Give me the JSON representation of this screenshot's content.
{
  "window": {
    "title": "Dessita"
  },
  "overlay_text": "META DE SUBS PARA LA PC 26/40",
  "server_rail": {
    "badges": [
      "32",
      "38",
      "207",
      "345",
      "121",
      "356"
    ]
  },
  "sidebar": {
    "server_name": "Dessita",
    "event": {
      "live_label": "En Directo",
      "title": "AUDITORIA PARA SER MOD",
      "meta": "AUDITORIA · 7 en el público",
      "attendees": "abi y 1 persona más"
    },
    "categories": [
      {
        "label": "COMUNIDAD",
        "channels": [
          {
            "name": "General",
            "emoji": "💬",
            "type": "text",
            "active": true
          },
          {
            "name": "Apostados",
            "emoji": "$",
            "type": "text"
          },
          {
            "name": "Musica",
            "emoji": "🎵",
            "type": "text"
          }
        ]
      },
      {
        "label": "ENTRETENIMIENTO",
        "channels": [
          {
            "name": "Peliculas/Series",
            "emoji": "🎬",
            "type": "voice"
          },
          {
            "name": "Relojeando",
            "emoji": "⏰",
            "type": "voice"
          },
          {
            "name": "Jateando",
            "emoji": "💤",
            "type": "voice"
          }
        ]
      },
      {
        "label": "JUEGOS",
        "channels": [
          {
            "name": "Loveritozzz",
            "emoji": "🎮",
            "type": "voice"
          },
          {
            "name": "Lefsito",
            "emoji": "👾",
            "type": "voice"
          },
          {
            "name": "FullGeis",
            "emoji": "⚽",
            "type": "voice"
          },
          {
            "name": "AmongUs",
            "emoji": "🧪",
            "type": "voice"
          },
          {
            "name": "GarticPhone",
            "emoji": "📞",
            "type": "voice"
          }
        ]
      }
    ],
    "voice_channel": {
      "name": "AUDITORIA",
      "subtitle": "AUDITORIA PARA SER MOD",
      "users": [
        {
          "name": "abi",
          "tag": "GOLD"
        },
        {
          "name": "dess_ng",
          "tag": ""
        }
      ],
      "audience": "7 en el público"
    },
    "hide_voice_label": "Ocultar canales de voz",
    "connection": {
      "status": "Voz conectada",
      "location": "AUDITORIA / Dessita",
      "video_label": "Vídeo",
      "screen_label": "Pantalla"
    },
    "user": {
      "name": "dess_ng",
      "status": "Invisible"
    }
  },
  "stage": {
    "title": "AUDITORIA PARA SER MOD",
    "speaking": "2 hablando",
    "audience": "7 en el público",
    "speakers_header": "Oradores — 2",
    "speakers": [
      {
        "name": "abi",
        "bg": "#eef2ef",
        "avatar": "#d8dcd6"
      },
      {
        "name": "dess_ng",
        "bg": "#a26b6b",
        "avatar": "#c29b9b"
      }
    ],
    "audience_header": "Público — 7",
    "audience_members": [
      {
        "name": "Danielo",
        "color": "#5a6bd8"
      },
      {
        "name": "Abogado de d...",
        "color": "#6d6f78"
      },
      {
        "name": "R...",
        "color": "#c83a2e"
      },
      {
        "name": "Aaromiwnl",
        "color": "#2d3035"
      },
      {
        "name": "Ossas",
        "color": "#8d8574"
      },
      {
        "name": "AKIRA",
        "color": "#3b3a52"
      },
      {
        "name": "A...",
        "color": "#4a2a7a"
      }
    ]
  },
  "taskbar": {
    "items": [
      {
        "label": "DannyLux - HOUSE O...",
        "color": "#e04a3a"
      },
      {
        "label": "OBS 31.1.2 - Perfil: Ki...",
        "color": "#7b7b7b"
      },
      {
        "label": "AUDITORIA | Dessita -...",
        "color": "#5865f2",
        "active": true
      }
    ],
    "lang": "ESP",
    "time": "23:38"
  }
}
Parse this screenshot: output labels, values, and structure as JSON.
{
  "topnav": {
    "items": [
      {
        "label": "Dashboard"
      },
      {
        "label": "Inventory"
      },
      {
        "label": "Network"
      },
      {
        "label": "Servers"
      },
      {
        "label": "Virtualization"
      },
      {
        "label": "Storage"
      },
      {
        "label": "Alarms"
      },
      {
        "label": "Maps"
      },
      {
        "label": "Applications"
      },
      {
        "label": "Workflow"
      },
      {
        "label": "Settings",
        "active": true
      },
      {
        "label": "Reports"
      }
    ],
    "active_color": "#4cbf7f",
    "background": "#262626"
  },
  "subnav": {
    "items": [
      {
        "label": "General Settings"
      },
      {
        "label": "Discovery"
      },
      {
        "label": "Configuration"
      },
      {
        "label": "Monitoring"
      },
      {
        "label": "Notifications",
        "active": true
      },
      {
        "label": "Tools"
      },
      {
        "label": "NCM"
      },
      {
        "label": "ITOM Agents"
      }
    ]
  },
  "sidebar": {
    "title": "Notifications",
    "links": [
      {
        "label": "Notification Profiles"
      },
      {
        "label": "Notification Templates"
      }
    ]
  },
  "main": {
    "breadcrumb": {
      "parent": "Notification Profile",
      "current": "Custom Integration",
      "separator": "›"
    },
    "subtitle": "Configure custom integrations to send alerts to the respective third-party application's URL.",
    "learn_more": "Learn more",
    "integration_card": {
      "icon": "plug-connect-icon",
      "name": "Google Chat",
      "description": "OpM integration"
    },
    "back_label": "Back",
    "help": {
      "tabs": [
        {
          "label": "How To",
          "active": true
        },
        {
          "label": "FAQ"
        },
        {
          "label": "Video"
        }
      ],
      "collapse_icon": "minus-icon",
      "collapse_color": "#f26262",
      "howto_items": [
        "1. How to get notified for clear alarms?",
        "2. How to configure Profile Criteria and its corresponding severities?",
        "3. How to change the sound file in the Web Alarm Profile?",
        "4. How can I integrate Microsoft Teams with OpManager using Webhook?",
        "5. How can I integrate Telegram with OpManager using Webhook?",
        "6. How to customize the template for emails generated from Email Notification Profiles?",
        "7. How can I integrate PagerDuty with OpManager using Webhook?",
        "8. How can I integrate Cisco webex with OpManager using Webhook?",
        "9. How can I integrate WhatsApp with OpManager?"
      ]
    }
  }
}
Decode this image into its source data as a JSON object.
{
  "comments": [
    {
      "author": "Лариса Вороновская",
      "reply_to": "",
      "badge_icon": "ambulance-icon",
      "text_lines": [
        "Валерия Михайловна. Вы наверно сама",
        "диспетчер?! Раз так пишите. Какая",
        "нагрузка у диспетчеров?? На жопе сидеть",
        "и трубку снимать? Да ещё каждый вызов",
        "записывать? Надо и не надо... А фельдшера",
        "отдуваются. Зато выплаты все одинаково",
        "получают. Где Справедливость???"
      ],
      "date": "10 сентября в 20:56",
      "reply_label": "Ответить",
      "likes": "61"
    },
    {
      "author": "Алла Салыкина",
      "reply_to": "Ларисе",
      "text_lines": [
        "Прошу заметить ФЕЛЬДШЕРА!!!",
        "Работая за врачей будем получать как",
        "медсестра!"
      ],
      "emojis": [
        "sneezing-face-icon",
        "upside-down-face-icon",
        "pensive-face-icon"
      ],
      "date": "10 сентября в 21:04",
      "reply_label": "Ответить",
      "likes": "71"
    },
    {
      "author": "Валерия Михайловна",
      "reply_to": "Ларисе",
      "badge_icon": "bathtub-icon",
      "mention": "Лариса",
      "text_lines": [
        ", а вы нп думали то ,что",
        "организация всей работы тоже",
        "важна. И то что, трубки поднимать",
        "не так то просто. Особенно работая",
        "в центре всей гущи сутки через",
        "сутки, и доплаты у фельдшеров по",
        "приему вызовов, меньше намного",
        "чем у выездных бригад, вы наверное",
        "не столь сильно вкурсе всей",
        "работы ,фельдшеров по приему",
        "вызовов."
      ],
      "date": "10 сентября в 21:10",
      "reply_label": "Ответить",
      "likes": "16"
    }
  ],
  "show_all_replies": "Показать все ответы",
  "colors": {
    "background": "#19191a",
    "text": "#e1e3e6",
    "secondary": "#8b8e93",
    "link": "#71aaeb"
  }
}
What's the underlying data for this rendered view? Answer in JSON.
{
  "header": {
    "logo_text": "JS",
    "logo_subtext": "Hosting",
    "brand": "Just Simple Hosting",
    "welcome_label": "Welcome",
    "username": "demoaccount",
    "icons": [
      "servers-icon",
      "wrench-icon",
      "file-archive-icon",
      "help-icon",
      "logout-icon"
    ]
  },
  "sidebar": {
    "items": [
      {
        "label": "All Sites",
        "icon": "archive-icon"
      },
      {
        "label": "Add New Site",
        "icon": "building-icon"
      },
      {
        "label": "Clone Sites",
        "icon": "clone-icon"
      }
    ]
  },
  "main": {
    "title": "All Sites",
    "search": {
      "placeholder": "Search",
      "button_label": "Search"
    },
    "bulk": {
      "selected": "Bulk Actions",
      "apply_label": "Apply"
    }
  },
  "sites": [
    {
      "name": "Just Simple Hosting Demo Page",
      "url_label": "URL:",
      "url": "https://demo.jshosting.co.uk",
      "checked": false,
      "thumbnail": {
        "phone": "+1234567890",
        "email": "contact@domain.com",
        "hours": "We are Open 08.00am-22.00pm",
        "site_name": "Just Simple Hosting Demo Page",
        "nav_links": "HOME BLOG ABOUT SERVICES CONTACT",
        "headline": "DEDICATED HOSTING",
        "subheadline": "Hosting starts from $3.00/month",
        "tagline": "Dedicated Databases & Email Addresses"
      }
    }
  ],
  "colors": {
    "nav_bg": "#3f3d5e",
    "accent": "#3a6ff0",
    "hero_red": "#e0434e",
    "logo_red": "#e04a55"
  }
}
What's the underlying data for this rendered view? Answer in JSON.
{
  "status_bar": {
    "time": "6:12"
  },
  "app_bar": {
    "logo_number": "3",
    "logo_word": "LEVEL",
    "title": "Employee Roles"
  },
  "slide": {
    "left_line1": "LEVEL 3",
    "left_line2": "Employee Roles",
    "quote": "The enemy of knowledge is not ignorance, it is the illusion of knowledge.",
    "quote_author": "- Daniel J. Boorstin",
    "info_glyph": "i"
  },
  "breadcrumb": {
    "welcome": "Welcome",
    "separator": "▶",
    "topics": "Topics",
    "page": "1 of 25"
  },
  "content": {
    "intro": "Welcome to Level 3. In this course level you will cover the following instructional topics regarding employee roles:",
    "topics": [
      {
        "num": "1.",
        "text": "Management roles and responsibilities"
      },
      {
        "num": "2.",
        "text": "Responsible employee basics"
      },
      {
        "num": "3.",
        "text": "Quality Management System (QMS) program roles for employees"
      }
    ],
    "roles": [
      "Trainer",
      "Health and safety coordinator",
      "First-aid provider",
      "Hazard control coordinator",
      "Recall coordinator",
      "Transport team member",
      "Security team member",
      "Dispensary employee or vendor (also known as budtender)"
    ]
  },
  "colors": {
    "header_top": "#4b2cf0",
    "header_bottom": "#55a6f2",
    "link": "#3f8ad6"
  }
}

* [WHAT YOU SHOULD DO]: Copy every line in the listing above where the string "Just" turns up.

* [SOLUTION TO THIS PROBLEM]:
    "brand": "Just Simple Hosting",
      "name": "Just Simple Hosting Demo Page",
        "site_name": "Just Simple Hosting Demo Page",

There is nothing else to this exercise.